The records below hold pictures; please leave those out and retype the rest exactly.

=== Data for this task ===
** start **

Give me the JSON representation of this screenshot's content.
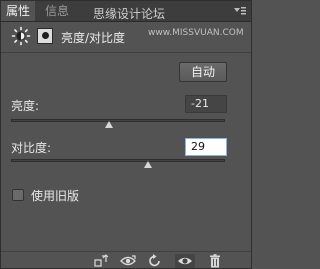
{
  "tabs": [
    {
      "label": "属性",
      "active": true
    },
    {
      "label": "信息",
      "active": false
    }
  ],
  "watermark": {
    "text": "思缘设计论坛",
    "url": "www.MISSVUAN.COM"
  },
  "adjustment": {
    "title": "亮度/对比度",
    "icon": "sun-icon",
    "mask_icon": "mask-icon"
  },
  "auto_button": "自动",
  "brightness": {
    "label": "亮度:",
    "value": "-21",
    "slider_fraction": 0.46
  },
  "contrast": {
    "label": "对比度:",
    "value": "29",
    "slider_fraction": 0.64
  },
  "legacy": {
    "label": "使用旧版",
    "checked": false
  },
  "toolbar": {
    "icons": [
      "clip-to-layer-icon",
      "view-previous-state-icon",
      "reset-icon",
      "visibility-eye-icon",
      "trash-icon"
    ]
  },
  "colors": {
    "panel_bg": "#535353",
    "tabbar_bg": "#3d3d3d",
    "field_bg": "#454545",
    "focus_field_bg": "#ffffff"
  }
}
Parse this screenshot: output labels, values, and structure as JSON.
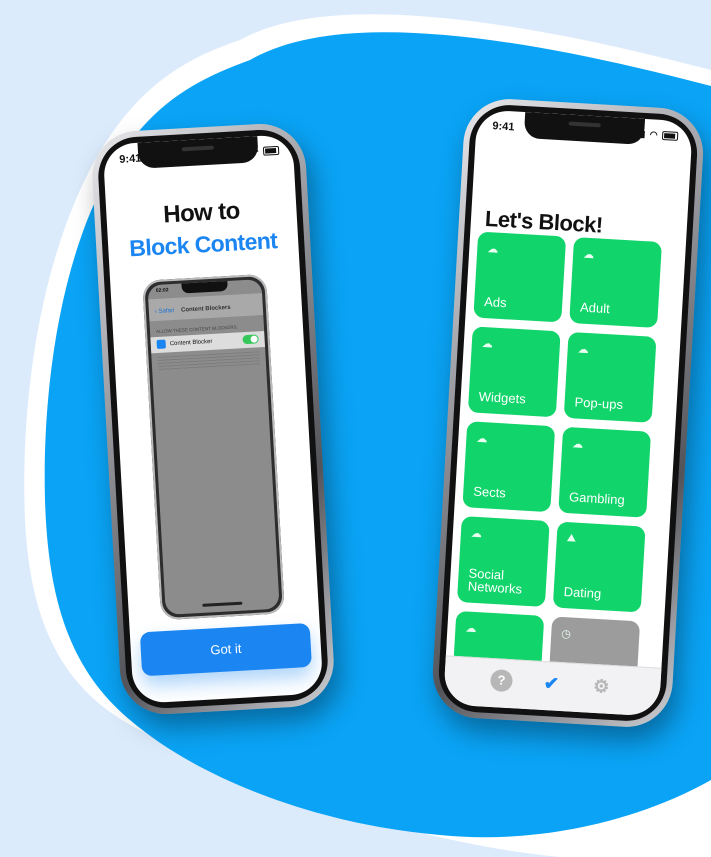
{
  "left_phone": {
    "status_time": "9:41",
    "title": "How to",
    "subtitle": "Block Content",
    "mini_screen": {
      "time": "02:02",
      "nav_back": "Safari",
      "nav_title": "Content Blockers",
      "section_label": "ALLOW THESE CONTENT BLOCKERS:",
      "row_label": "Content Blocker"
    },
    "button_label": "Got it"
  },
  "right_phone": {
    "status_time": "9:41",
    "title": "Let's Block!",
    "tiles": [
      {
        "label": "Ads"
      },
      {
        "label": "Adult"
      },
      {
        "label": "Widgets"
      },
      {
        "label": "Pop-ups"
      },
      {
        "label": "Sects"
      },
      {
        "label": "Gambling"
      },
      {
        "label": "Social Networks"
      },
      {
        "label": "Dating"
      },
      {
        "label": ""
      },
      {
        "label": ""
      }
    ],
    "tabs": {
      "help": "?",
      "shield": "✔",
      "settings": "⚙"
    }
  },
  "colors": {
    "blob": "#0aa3f5",
    "accent_blue": "#1b86f2",
    "tile_green": "#11d46a",
    "tile_gray": "#9c9c9c"
  }
}
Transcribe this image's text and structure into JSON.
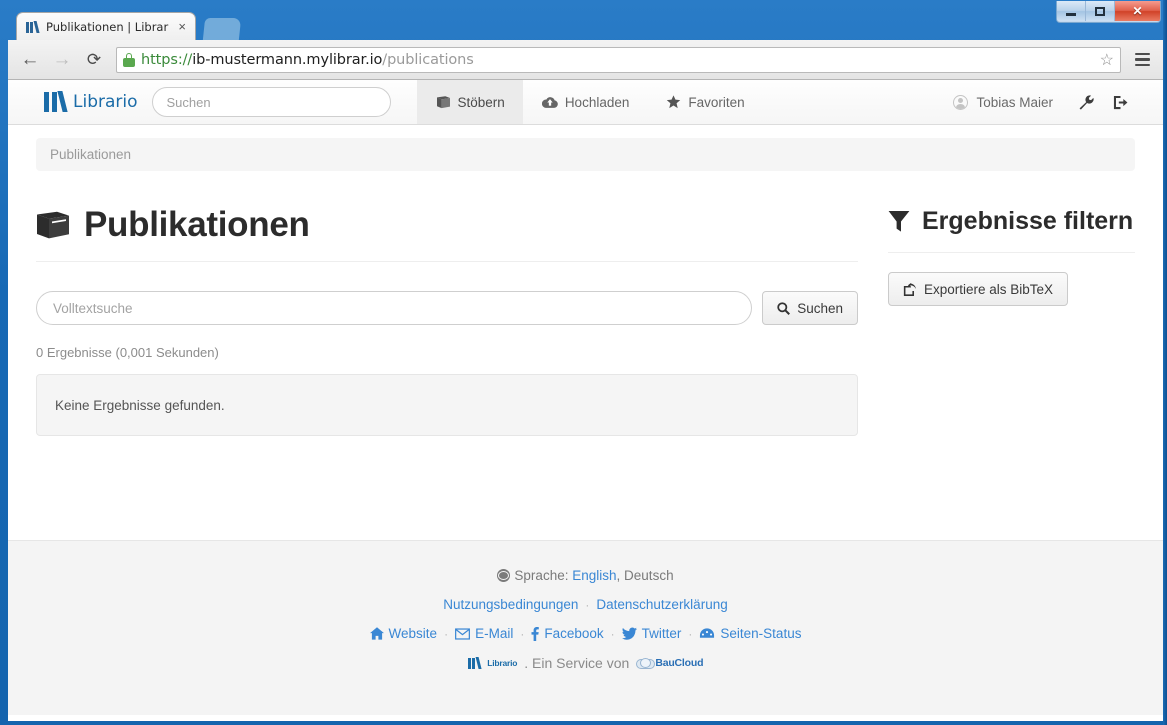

** end **

=== The result ===
Give me the JSON representation of this screenshot's content.
{
  "tabs": [
    {
      "label": "属性",
      "active": true
    },
    {
      "label": "信息",
      "active": false
    }
  ],
  "watermark": {
    "text": "思缘设计论坛",
    "url": "www.MISSVUAN.COM"
  },
  "adjustment": {
    "title": "亮度/对比度",
    "icon": "sun-icon",
    "mask_icon": "mask-icon"
  },
  "auto_button": "自动",
  "brightness": {
    "label": "亮度:",
    "value": "-21",
    "slider_fraction": 0.46
  },
  "contrast": {
    "label": "对比度:",
    "value": "29",
    "slider_fraction": 0.64
  },
  "legacy": {
    "label": "使用旧版",
    "checked": false
  },
  "toolbar": {
    "icons": [
      "clip-to-layer-icon",
      "view-previous-state-icon",
      "reset-icon",
      "visibility-eye-icon",
      "trash-icon"
    ]
  },
  "colors": {
    "panel_bg": "#535353",
    "tabbar_bg": "#3d3d3d",
    "field_bg": "#454545",
    "focus_field_bg": "#ffffff"
  }
}
Parse this screenshot: output labels, values, and structure as JSON.
{
  "left_phone": {
    "status_time": "9:41",
    "title": "How to",
    "subtitle": "Block Content",
    "mini_screen": {
      "time": "02:02",
      "nav_back": "Safari",
      "nav_title": "Content Blockers",
      "section_label": "ALLOW THESE CONTENT BLOCKERS:",
      "row_label": "Content Blocker"
    },
    "button_label": "Got it"
  },
  "right_phone": {
    "status_time": "9:41",
    "title": "Let's Block!",
    "tiles": [
      {
        "label": "Ads"
      },
      {
        "label": "Adult"
      },
      {
        "label": "Widgets"
      },
      {
        "label": "Pop-ups"
      },
      {
        "label": "Sects"
      },
      {
        "label": "Gambling"
      },
      {
        "label": "Social Networks"
      },
      {
        "label": "Dating"
      },
      {
        "label": ""
      },
      {
        "label": ""
      }
    ],
    "tabs": {
      "help": "?",
      "shield": "✔",
      "settings": "⚙"
    }
  },
  "colors": {
    "blob": "#0aa3f5",
    "accent_blue": "#1b86f2",
    "tile_green": "#11d46a",
    "tile_gray": "#9c9c9c"
  }
}
Transcribe this image's text and structure into JSON.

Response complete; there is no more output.